Problem requirements:
Print the listing below in its entirety, character for character.

Records from a data source
▼
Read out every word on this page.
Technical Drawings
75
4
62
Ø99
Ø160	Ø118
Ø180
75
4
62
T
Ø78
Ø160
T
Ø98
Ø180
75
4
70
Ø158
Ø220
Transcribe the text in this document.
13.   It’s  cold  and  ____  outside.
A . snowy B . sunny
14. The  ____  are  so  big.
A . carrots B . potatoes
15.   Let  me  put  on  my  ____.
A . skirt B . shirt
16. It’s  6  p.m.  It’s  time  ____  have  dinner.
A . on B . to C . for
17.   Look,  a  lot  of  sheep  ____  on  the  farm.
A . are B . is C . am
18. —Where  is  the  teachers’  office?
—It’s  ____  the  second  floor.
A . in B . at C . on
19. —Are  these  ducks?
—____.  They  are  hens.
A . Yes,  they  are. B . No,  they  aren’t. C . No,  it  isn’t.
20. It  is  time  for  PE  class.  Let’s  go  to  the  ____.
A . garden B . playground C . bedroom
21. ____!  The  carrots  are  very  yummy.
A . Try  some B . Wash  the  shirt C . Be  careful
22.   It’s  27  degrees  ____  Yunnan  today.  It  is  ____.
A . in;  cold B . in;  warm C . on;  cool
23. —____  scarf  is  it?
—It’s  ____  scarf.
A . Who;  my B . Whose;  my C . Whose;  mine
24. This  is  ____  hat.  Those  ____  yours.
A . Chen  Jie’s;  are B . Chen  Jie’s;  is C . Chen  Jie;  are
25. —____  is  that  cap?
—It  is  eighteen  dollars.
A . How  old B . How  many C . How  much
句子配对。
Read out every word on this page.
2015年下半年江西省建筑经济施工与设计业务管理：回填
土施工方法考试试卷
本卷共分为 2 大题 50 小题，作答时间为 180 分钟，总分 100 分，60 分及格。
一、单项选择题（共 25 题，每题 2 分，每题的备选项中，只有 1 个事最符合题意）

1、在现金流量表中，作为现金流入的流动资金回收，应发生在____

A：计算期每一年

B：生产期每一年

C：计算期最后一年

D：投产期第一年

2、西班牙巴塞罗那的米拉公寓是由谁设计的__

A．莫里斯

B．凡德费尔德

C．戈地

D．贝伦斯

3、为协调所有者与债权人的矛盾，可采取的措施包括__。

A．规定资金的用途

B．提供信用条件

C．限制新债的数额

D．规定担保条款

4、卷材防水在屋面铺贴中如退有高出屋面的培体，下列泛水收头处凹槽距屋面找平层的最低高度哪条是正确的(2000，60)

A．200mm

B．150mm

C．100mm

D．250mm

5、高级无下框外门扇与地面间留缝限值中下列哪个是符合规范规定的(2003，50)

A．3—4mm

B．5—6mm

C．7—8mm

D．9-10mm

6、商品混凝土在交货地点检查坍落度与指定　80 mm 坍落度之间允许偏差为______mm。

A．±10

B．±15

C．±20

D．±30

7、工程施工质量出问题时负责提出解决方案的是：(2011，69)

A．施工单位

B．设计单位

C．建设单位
▲
Response to this exercise:
Read out every word on this page.
Technical Drawings
75
4
62
Ø99
Ø160	Ø118
Ø180
75
4
62
T
Ø78
Ø160
T
Ø98
Ø180
75
4
70
Ø158
Ø220
Transcribe the text in this document.
13.   It’s  cold  and  ____  outside.
A . snowy B . sunny
14. The  ____  are  so  big.
A . carrots B . potatoes
15.   Let  me  put  on  my  ____.
A . skirt B . shirt
16. It’s  6  p.m.  It’s  time  ____  have  dinner.
A . on B . to C . for
17.   Look,  a  lot  of  sheep  ____  on  the  farm.
A . are B . is C . am
18. —Where  is  the  teachers’  office?
—It’s  ____  the  second  floor.
A . in B . at C . on
19. —Are  these  ducks?
—____.  They  are  hens.
A . Yes,  they  are. B . No,  they  aren’t. C . No,  it  isn’t.
20. It  is  time  for  PE  class.  Let’s  go  to  the  ____.
A . garden B . playground C . bedroom
21. ____!  The  carrots  are  very  yummy.
A . Try  some B . Wash  the  shirt C . Be  careful
22.   It’s  27  degrees  ____  Yunnan  today.  It  is  ____.
A . in;  cold B . in;  warm C . on;  cool
23. —____  scarf  is  it?
—It’s  ____  scarf.
A . Who;  my B . Whose;  my C . Whose;  mine
24. This  is  ____  hat.  Those  ____  yours.
A . Chen  Jie’s;  are B . Chen  Jie’s;  is C . Chen  Jie;  are
25. —____  is  that  cap?
—It  is  eighteen  dollars.
A . How  old B . How  many C . How  much
句子配对。
Read out every word on this page.
2015年下半年江西省建筑经济施工与设计业务管理：回填
土施工方法考试试卷
本卷共分为 2 大题 50 小题，作答时间为 180 分钟，总分 100 分，60 分及格。
一、单项选择题（共 25 题，每题 2 分，每题的备选项中，只有 1 个事最符合题意）

1、在现金流量表中，作为现金流入的流动资金回收，应发生在____

A：计算期每一年

B：生产期每一年

C：计算期最后一年

D：投产期第一年

2、西班牙巴塞罗那的米拉公寓是由谁设计的__

A．莫里斯

B．凡德费尔德

C．戈地

D．贝伦斯

3、为协调所有者与债权人的矛盾，可采取的措施包括__。

A．规定资金的用途

B．提供信用条件

C．限制新债的数额

D．规定担保条款

4、卷材防水在屋面铺贴中如退有高出屋面的培体，下列泛水收头处凹槽距屋面找平层的最低高度哪条是正确的(2000，60)

A．200mm

B．150mm

C．100mm

D．250mm

5、高级无下框外门扇与地面间留缝限值中下列哪个是符合规范规定的(2003，50)

A．3—4mm

B．5—6mm

C．7—8mm

D．9-10mm

6、商品混凝土在交货地点检查坍落度与指定　80 mm 坍落度之间允许偏差为______mm。

A．±10

B．±15

C．±20

D．±30

7、工程施工质量出问题时负责提出解决方案的是：(2011，69)

A．施工单位

B．设计单位

C．建设单位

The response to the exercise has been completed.